Information provided>
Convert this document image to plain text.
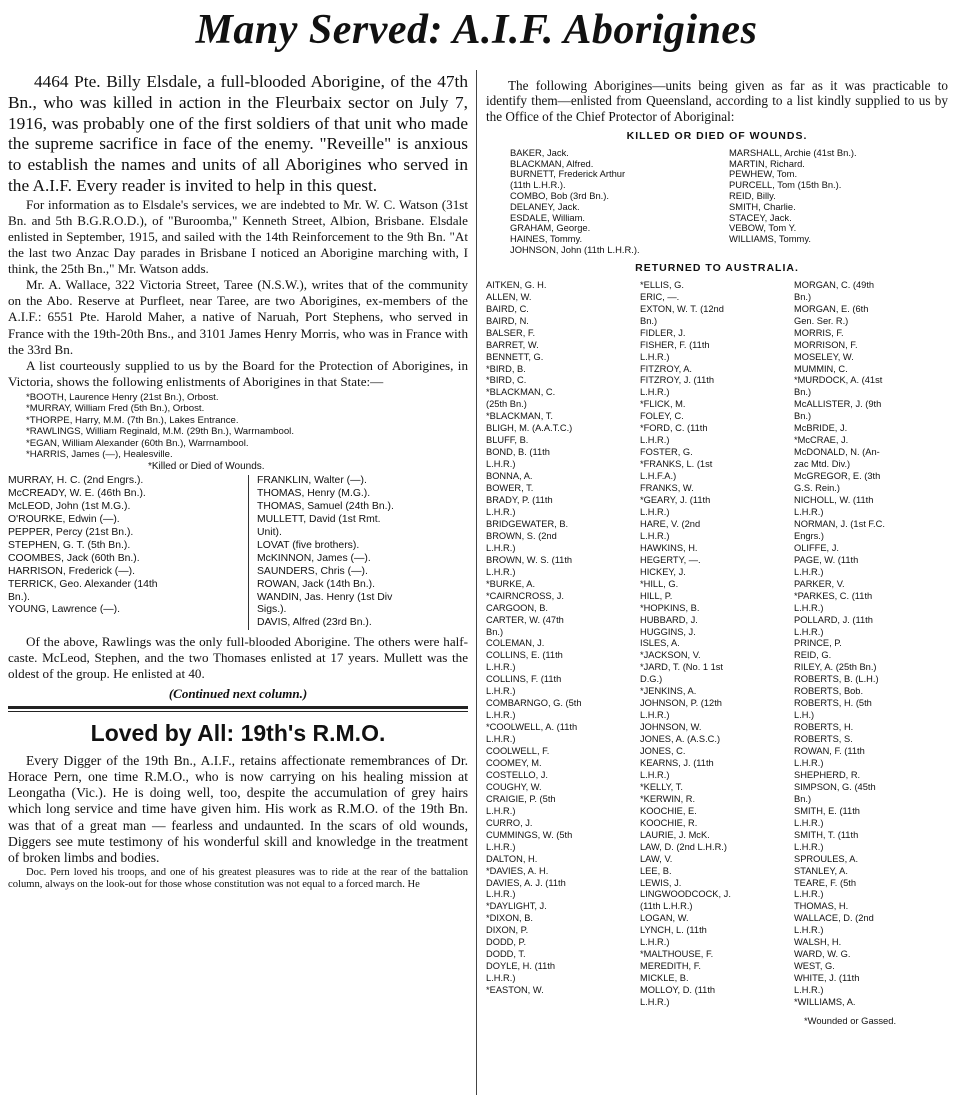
Many Served: A.I.F. Aborigines

4464 Pte. Billy Elsdale, a full-blooded Aborigine, of the 47th Bn., who was killed in action in the Fleurbaix sector on July 7, 1916, was probably one of the first soldiers of that unit who made the supreme sacrifice in face of the enemy. "Reveille" is anxious to establish the names and units of all Aborigines who served in the A.I.F. Every reader is invited to help in this quest.

For information as to Elsdale's services, we are indebted to Mr. W. C. Watson (31st Bn. and 5th B.G.R.O.D.), of "Buroomba," Kenneth Street, Albion, Brisbane. Elsdale enlisted in September, 1915, and sailed with the 14th Reinforcement to the 9th Bn. "At the last two Anzac Day parades in Brisbane I noticed an Aborigine marching with, I think, the 25th Bn.," Mr. Watson adds.

Mr. A. Wallace, 322 Victoria Street, Taree (N.S.W.), writes that of the community on the Abo. Reserve at Purfleet, near Taree, are two Aborigines, ex-members of the A.I.F.: 6551 Pte. Harold Maher, a native of Naruah, Port Stephens, who served in France with the 19th-20th Bns., and 3101 James Henry Morris, who was in France with the 33rd Bn.

A list courteously supplied to us by the Board for the Protection of Aborigines, in Victoria, shows the following enlistments of Aborigines in that State:—

*BOOTH, Laurence Henry (21st Bn.), Orbost.
*MURRAY, William Fred (5th Bn.), Orbost.
*THORPE, Harry, M.M. (7th Bn.), Lakes Entrance.
*RAWLINGS, William Reginald, M.M. (29th Bn.), Warrnambool.
*EGAN, William Alexander (60th Bn.), Warrnambool.
*HARRIS, James (—), Healesville.
*Killed or Died of Wounds.
MURRAY, H. C. (2nd Engrs.).
McCREADY, W. E. (46th Bn.).
McLEOD, John (1st M.G.).
O'ROURKE, Edwin (—).
PEPPER, Percy (21st Bn.).
STEPHEN, G. T. (5th Bn.).
COOMBES, Jack (60th Bn.).
HARRISON, Frederick (—).
TERRICK, Geo. Alexander (14th
Bn.).
YOUNG, Lawrence (—).
FRANKLIN, Walter (—).
THOMAS, Henry (M.G.).
THOMAS, Samuel (24th Bn.).
MULLETT, David (1st Rmt.
Unit).
LOVAT (five brothers).
McKINNON, James (—).
SAUNDERS, Chris (—).
ROWAN, Jack (14th Bn.).
WANDIN, Jas. Henry (1st Div
Sigs.).
DAVIS, Alfred (23rd Bn.).

Of the above, Rawlings was the only full-blooded Aborigine. The others were half-caste. McLeod, Stephen, and the two Thomases enlisted at 17 years. Mullett was the oldest of the group. He enlisted at 40.

(Continued next column.)
Loved by All: 19th's R.M.O.

Every Digger of the 19th Bn., A.I.F., retains affectionate remembrances of Dr. Horace Pern, one time R.M.O., who is now carrying on his healing mission at Leongatha (Vic.). He is doing well, too, despite the accumulation of grey hairs which long service and time have given him. His work as R.M.O. of the 19th Bn. was that of a great man — fearless and undaunted. In the scars of old wounds, Diggers see mute testimony of his wonderful skill and knowledge in the treatment of broken limbs and bodies.

Doc. Pern loved his troops, and one of his greatest pleasures was to ride at the rear of the battalion column, always on the look-out for those whose constitution was not equal to a forced march. He

The following Aborigines—units being given as far as it was practicable to identify them—enlisted from Queensland, according to a list kindly supplied to us by the Office of the Chief Protector of Aboriginal:

KILLED OR DIED OF WOUNDS.
BAKER, Jack.
BLACKMAN, Alfred.
BURNETT, Frederick Arthur
(11th L.H.R.).
COMBO, Bob (3rd Bn.).
DELANEY, Jack.
ESDALE, William.
GRAHAM, George.
HAINES, Tommy.
JOHNSON, John (11th L.H.R.).
MARSHALL, Archie (41st Bn.).
MARTIN, Richard.
PEWHEW, Tom.
PURCELL, Tom (15th Bn.).
REID, Billy.
SMITH, Charlie.
STACEY, Jack.
VEBOW, Tom Y.
WILLIAMS, Tommy.
RETURNED TO AUSTRALIA.
AITKEN, G. H.
ALLEN, W.
BAIRD, C.
BAIRD, N.
BALSER, F.
BARRET, W.
BENNETT, G.
*BIRD, B.
*BIRD, C.
*BLACKMAN, C.
(25th Bn.)
*BLACKMAN, T.
BLIGH, M. (A.A.T.C.)
BLUFF, B.
BOND, B. (11th
L.H.R.)
BONNA, A.
BOWER, T.
BRADY, P. (11th
L.H.R.)
BRIDGEWATER, B.
BROWN, S. (2nd
L.H.R.)
BROWN, W. S. (11th
L.H.R.)
*BURKE, A.
*CAIRNCROSS, J.
CARGOON, B.
CARTER, W. (47th
Bn.)
COLEMAN, J.
COLLINS, E. (11th
L.H.R.)
COLLINS, F. (11th
L.H.R.)
COMBARNGO, G. (5th
L.H.R.)
*COOLWELL, A. (11th
L.H.R.)
COOLWELL, F.
COOMEY, M.
COSTELLO, J.
COUGHY, W.
CRAIGIE, P. (5th
L.H.R.)
CURRO, J.
CUMMINGS, W. (5th
L.H.R.)
DALTON, H.
*DAVIES, A. H.
DAVIES, A. J. (11th
L.H.R.)
*DAYLIGHT, J.
*DIXON, B.
DIXON, P.
DODD, P.
DODD, T.
DOYLE, H. (11th
L.H.R.)
*EASTON, W.
*ELLIS, G.
ERIC, —.
EXTON, W. T. (12nd
Bn.)
FIDLER, J.
FISHER, F. (11th
L.H.R.)
FITZROY, A.
FITZROY, J. (11th
L.H.R.)
*FLICK, M.
FOLEY, C.
*FORD, C. (11th
L.H.R.)
FOSTER, G.
*FRANKS, L. (1st
L.H.F.A.)
FRANKS, W.
*GEARY, J. (11th
L.H.R.)
HARE, V. (2nd
L.H.R.)
HAWKINS, H.
HEGERTY, —.
HICKEY, J.
*HILL, G.
HILL, P.
*HOPKINS, B.
HUBBARD, J.
HUGGINS, J.
ISLES, A.
*JACKSON, V.
*JARD, T. (No. 1 1st
D.G.)
*JENKINS, A.
JOHNSON, P. (12th
L.H.R.)
JOHNSON, W.
JONES, A. (A.S.C.)
JONES, C.
KEARNS, J. (11th
L.H.R.)
*KELLY, T.
*KERWIN, R.
KOOCHIE, E.
KOOCHIE, R.
LAURIE, J. McK.
LAW, D. (2nd L.H.R.)
LAW, V.
LEE, B.
LEWIS, J.
LINGWOODCOCK, J.
(11th L.H.R.)
LOGAN, W.
LYNCH, L. (11th
L.H.R.)
*MALTHOUSE, F.
MEREDITH, F.
MICKLE, B.
MOLLOY, D. (11th
L.H.R.)
MORGAN, C. (49th
Bn.)
MORGAN, E. (6th
Gen. Ser. R.)
MORRIS, F.
MORRISON, F.
MOSELEY, W.
MUMMIN, C.
*MURDOCK, A. (41st
Bn.)
McALLISTER, J. (9th
Bn.)
McBRIDE, J.
*McCRAE, J.
McDONALD, N. (An-
zac Mtd. Div.)
McGREGOR, E. (3th
G.S. Rein.)
NICHOLL, W. (11th
L.H.R.)
NORMAN, J. (1st F.C.
Engrs.)
OLIFFE, J.
PAGE, W. (11th
L.H.R.)
PARKER, V.
*PARKES, C. (11th
L.H.R.)
POLLARD, J. (11th
L.H.R.)
PRINCE, P.
REID, G.
RILEY, A. (25th Bn.)
ROBERTS, B. (L.H.)
ROBERTS, Bob.
ROBERTS, H. (5th
L.H.)
ROBERTS, H.
ROBERTS, S.
ROWAN, F. (11th
L.H.R.)
SHEPHERD, R.
SIMPSON, G. (45th
Bn.)
SMITH, E. (11th
L.H.R.)
SMITH, T. (11th
L.H.R.)
SPROULES, A.
STANLEY, A.
TEARE, F. (5th
L.H.R.)
THOMAS, H.
WALLACE, D. (2nd
L.H.R.)
WALSH, H.
WARD, W. G.
WEST, G.
WHITE, J. (11th
L.H.R.)
*WILLIAMS, A.
*Wounded or Gassed.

Problem to solve>
Of the lines in the data above, how many contain the word "this"? Give only that figure.

Answer below>
2